# [DATA FOR PROCESSING]
□ □ □
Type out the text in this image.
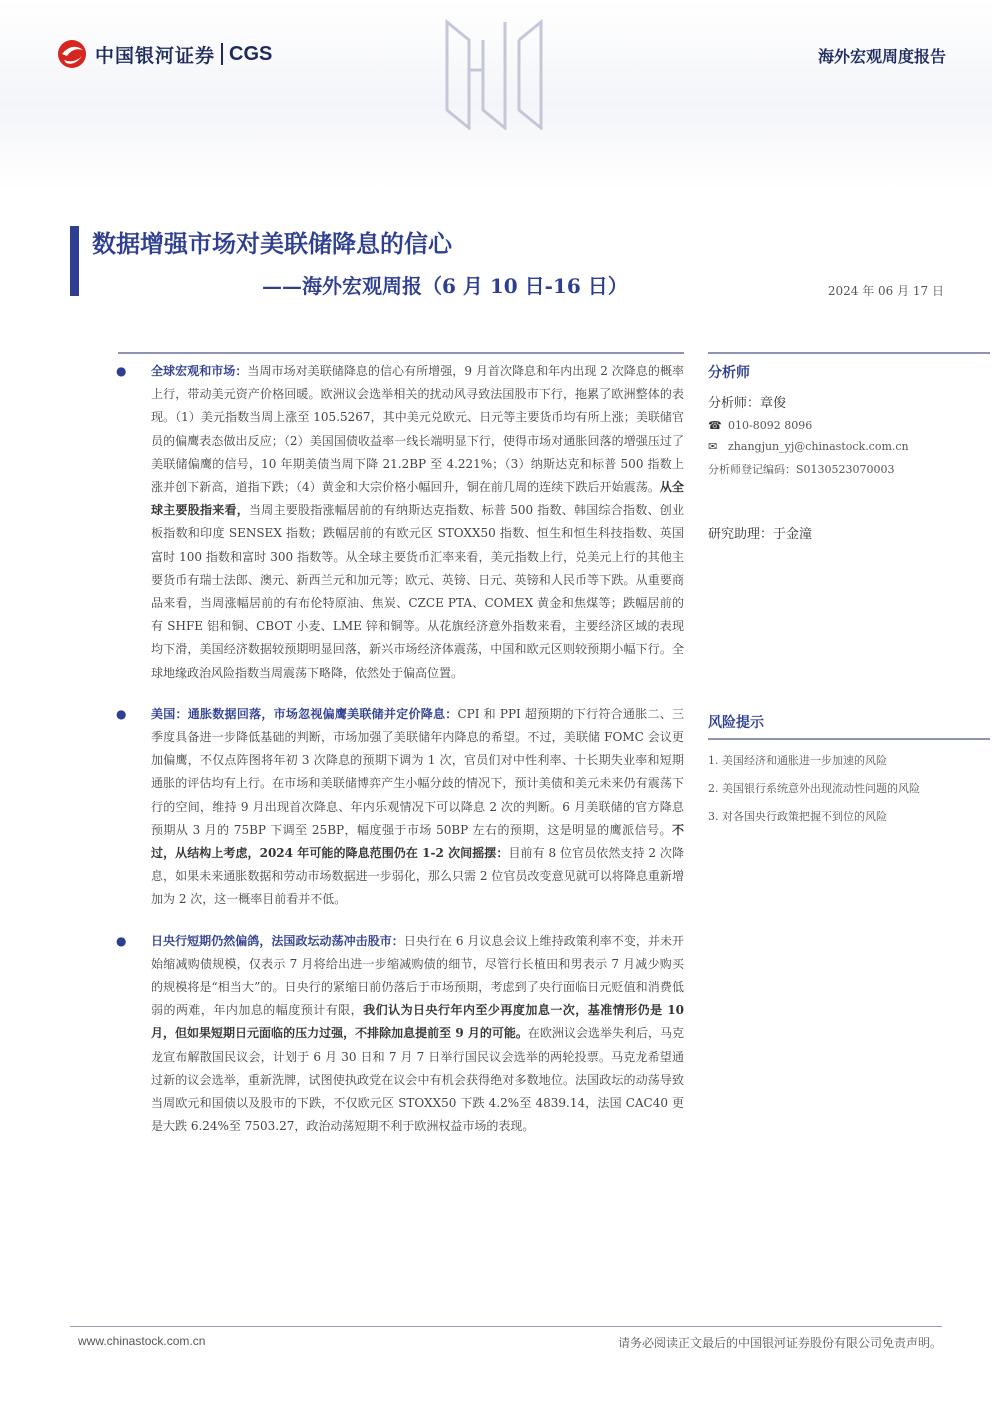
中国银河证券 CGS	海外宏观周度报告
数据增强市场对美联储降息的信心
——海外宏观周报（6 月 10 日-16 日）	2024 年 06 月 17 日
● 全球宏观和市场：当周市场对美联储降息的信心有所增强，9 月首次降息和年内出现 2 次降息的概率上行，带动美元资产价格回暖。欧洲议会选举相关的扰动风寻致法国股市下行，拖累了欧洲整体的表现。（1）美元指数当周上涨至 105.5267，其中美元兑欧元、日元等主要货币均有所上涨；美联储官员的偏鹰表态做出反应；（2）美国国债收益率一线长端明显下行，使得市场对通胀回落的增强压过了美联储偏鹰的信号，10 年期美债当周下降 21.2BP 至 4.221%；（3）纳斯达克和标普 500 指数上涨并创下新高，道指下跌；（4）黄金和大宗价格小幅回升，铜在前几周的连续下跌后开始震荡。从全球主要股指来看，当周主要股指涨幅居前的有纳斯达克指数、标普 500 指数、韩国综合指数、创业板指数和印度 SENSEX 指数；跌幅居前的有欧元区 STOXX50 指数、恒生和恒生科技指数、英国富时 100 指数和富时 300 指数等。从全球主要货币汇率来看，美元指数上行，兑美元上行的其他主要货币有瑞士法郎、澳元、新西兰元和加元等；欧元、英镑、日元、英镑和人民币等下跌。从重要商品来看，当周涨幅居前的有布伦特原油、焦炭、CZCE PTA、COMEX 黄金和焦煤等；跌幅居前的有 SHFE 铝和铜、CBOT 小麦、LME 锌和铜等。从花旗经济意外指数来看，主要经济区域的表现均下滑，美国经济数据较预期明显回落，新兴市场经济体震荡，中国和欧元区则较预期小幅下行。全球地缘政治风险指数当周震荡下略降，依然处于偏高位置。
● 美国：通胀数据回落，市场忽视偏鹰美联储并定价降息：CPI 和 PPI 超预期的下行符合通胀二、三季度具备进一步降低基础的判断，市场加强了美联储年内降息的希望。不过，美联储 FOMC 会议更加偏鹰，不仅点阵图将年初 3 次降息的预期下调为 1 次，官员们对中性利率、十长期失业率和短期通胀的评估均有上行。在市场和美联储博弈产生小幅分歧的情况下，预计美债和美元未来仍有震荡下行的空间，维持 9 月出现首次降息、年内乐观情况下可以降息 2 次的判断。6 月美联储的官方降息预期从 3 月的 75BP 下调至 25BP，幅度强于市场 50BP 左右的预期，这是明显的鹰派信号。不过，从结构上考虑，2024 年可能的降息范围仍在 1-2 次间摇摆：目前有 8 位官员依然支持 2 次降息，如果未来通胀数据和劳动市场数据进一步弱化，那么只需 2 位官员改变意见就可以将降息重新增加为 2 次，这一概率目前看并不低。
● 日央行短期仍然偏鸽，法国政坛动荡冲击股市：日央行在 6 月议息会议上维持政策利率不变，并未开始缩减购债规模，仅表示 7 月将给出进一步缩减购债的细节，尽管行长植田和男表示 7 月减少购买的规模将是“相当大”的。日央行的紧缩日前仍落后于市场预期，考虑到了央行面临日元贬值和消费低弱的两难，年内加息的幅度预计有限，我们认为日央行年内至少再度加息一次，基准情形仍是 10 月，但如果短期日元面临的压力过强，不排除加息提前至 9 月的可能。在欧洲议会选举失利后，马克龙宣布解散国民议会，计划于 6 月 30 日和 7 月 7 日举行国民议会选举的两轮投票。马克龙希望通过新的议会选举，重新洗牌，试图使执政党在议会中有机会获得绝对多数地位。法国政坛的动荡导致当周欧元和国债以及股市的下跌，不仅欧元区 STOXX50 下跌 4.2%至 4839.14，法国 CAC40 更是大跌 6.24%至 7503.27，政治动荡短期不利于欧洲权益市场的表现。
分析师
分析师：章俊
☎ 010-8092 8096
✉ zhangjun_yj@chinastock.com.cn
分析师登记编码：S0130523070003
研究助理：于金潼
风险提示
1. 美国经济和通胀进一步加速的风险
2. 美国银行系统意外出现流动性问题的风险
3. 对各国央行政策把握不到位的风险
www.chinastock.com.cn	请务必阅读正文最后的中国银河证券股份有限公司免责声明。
□ □ □
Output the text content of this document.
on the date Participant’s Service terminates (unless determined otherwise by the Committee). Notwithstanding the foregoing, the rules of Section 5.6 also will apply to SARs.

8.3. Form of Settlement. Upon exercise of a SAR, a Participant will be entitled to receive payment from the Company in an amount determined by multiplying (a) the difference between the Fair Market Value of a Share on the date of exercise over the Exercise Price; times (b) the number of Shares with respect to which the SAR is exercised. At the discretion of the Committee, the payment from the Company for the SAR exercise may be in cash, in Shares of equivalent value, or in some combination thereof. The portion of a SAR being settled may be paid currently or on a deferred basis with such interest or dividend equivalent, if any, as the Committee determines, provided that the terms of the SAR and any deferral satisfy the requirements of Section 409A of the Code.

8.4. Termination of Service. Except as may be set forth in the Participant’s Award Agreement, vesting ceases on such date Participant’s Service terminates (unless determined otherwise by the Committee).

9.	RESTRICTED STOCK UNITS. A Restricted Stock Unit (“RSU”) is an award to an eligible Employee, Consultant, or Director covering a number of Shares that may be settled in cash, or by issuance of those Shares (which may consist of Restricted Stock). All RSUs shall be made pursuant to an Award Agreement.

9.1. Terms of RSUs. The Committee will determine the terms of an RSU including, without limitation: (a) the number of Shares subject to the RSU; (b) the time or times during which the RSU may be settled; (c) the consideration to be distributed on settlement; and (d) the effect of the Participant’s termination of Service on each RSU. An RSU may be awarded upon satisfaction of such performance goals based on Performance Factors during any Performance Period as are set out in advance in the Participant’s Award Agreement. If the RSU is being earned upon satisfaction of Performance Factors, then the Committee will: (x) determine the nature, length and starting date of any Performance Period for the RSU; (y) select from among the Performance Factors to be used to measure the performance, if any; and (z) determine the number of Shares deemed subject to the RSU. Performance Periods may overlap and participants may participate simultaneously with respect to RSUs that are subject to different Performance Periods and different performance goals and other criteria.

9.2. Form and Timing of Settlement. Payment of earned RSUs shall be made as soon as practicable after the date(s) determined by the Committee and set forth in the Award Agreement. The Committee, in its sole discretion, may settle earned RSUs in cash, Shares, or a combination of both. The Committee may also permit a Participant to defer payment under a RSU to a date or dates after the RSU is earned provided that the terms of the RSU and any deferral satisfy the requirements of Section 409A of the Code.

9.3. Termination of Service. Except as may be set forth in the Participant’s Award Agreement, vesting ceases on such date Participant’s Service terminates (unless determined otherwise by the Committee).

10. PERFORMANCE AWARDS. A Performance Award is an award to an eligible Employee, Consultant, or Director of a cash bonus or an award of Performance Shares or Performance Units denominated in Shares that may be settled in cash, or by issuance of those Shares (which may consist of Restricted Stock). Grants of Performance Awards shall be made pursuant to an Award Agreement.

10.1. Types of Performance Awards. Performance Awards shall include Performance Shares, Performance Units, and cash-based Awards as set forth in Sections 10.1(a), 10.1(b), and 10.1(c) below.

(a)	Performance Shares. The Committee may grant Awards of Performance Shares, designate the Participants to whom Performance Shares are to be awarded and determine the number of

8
□ □ □
# [GOAL OF THE EXERCISE]
Track down every line with the word "chinastock" and copy it.

# [SOLUTION FOR THIS PROBLEM]
✉ zhangjun_yj@chinastock.com.cn
www.chinastock.com.cn	请务必阅读正文最后的中国银河证券股份有限公司免责声明。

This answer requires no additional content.